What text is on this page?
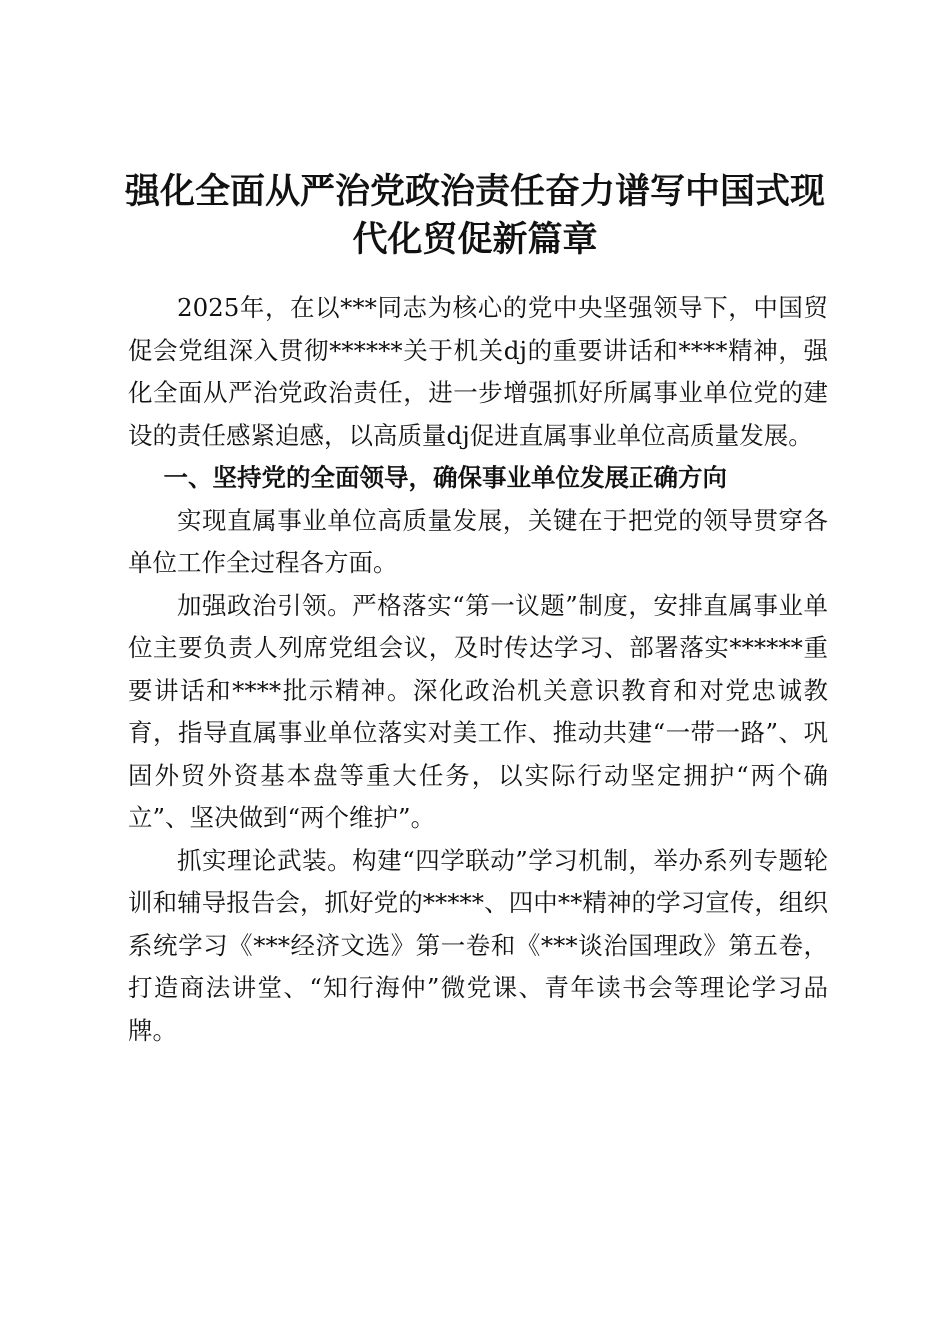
强化全面从严治党政治责任奋力谱写中国式现
代化贸促新篇章

2025年，在以***同志为核心的党中央坚强领导下，中国贸促会党组深入贯彻******关于机关dj的重要讲话和****精神，强化全面从严治党政治责任，进一步增强抓好所属事业单位党的建设的责任感紧迫感，以高质量dj促进直属事业单位高质量发展。

一、坚持党的全面领导，确保事业单位发展正确方向

实现直属事业单位高质量发展，关键在于把党的领导贯穿各单位工作全过程各方面。

加强政治引领。严格落实“第一议题”制度，安排直属事业单位主要负责人列席党组会议，及时传达学习、部署落实******重要讲话和****批示精神。深化政治机关意识教育和对党忠诚教育，指导直属事业单位落实对美工作、推动共建“一带一路”、巩固外贸外资基本盘等重大任务，以实际行动坚定拥护“两个确立”、坚决做到“两个维护”。

抓实理论武装。构建“四学联动”学习机制，举办系列专题轮训和辅导报告会，抓好党的*****、四中**精神的学习宣传，组织系统学习《***经济文选》第一卷和《***谈治国理政》第五卷，打造商法讲堂、“知行海仲”微党课、青年读书会等理论学习品牌。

^^^^

Quote every record above exactly, leaving out any pictures.

What text is on this page?
强化全面从严治党政治责任奋力谱写中国式现
代化贸促新篇章

2025年，在以***同志为核心的党中央坚强领导下，中国贸促会党组深入贯彻******关于机关dj的重要讲话和****精神，强化全面从严治党政治责任，进一步增强抓好所属事业单位党的建设的责任感紧迫感，以高质量dj促进直属事业单位高质量发展。

一、坚持党的全面领导，确保事业单位发展正确方向

实现直属事业单位高质量发展，关键在于把党的领导贯穿各单位工作全过程各方面。

加强政治引领。严格落实“第一议题”制度，安排直属事业单位主要负责人列席党组会议，及时传达学习、部署落实******重要讲话和****批示精神。深化政治机关意识教育和对党忠诚教育，指导直属事业单位落实对美工作、推动共建“一带一路”、巩固外贸外资基本盘等重大任务，以实际行动坚定拥护“两个确立”、坚决做到“两个维护”。

抓实理论武装。构建“四学联动”学习机制，举办系列专题轮训和辅导报告会，抓好党的*****、四中**精神的学习宣传，组织系统学习《***经济文选》第一卷和《***谈治国理政》第五卷，打造商法讲堂、“知行海仲”微党课、青年读书会等理论学习品牌。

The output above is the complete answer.